══ Data records ══
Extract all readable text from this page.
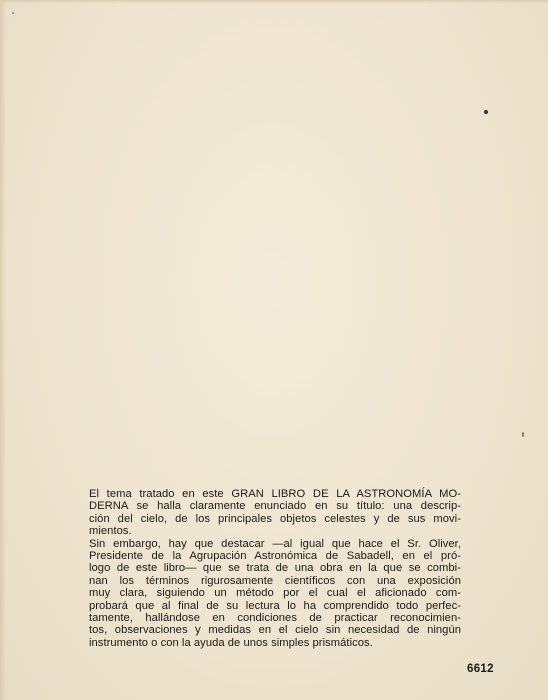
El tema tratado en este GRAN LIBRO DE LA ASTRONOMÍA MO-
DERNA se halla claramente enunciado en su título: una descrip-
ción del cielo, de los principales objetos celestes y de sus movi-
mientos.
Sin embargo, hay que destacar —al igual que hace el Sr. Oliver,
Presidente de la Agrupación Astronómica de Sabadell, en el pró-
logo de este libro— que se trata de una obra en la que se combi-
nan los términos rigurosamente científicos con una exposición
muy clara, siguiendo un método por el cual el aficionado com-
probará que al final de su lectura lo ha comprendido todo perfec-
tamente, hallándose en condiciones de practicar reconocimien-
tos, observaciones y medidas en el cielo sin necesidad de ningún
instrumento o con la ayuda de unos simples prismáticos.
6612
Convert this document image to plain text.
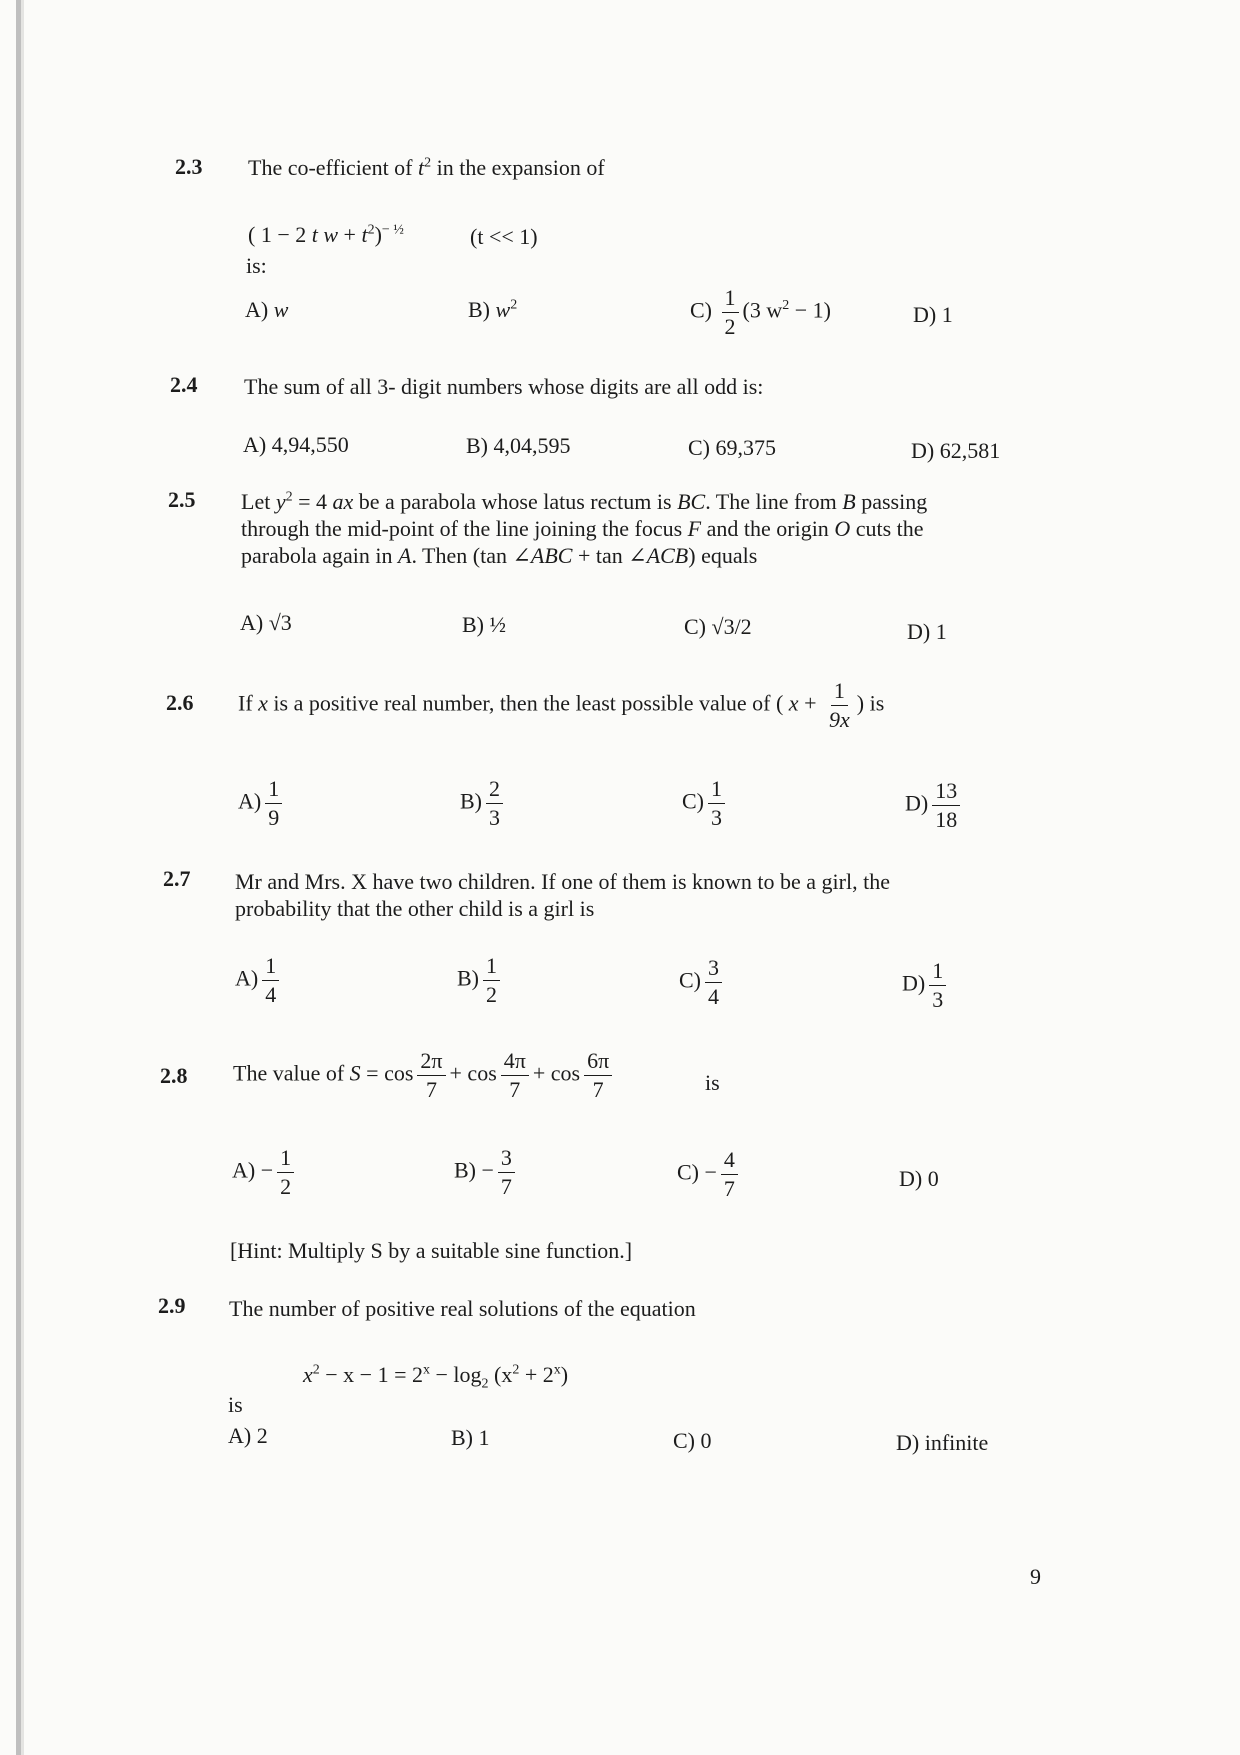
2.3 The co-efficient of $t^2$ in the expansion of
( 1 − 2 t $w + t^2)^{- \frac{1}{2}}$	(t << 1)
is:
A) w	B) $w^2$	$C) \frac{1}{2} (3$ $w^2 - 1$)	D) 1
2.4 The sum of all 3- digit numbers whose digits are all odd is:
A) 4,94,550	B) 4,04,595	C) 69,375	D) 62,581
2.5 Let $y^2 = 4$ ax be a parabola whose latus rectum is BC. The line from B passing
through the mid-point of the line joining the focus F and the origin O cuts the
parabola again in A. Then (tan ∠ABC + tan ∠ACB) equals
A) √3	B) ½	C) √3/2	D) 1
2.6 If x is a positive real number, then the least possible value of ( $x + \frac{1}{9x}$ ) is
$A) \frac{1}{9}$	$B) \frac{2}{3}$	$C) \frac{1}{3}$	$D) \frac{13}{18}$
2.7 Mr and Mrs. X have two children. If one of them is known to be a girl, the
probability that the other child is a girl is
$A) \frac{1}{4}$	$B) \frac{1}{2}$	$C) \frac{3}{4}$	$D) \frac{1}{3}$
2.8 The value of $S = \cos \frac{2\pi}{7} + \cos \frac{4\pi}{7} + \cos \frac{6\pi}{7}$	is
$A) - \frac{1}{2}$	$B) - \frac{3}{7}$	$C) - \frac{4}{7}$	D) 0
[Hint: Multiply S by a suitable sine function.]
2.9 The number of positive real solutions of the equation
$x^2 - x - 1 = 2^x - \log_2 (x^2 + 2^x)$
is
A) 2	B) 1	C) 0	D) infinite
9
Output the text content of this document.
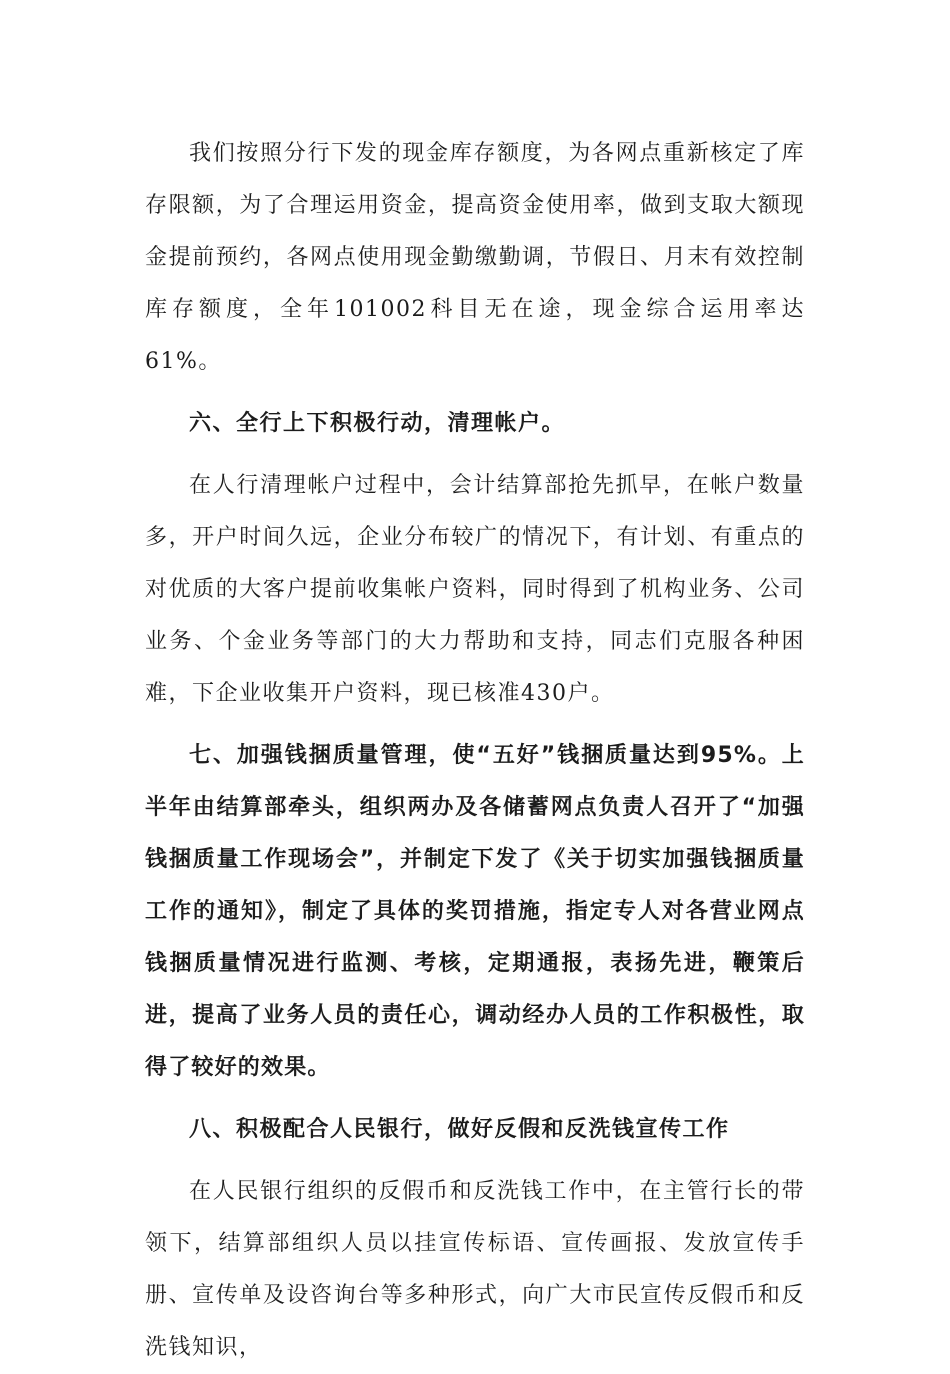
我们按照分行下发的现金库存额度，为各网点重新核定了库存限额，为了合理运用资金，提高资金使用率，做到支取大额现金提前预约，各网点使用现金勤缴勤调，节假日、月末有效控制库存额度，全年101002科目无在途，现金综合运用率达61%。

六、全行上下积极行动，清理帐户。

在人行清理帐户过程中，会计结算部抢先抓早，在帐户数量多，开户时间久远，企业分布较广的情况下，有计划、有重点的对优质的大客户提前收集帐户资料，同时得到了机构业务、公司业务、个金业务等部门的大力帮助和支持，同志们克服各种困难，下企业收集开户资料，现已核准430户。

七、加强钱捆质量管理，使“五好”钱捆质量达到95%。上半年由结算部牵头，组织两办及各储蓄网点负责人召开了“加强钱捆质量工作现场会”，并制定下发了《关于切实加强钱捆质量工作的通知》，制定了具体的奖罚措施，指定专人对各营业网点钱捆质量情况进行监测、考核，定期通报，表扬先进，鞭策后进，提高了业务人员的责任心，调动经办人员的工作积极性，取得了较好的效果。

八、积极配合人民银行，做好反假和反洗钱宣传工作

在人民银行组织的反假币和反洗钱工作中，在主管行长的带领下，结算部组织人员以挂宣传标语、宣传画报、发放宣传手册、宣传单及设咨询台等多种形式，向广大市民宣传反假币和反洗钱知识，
═══
→ **Set exercise**
Sift through the entries and copy every line with "girl".

→ **Answer**
2.7 Mr and Mrs. X have two children. If one of them is known to be a girl, the
probability that the other child is a girl is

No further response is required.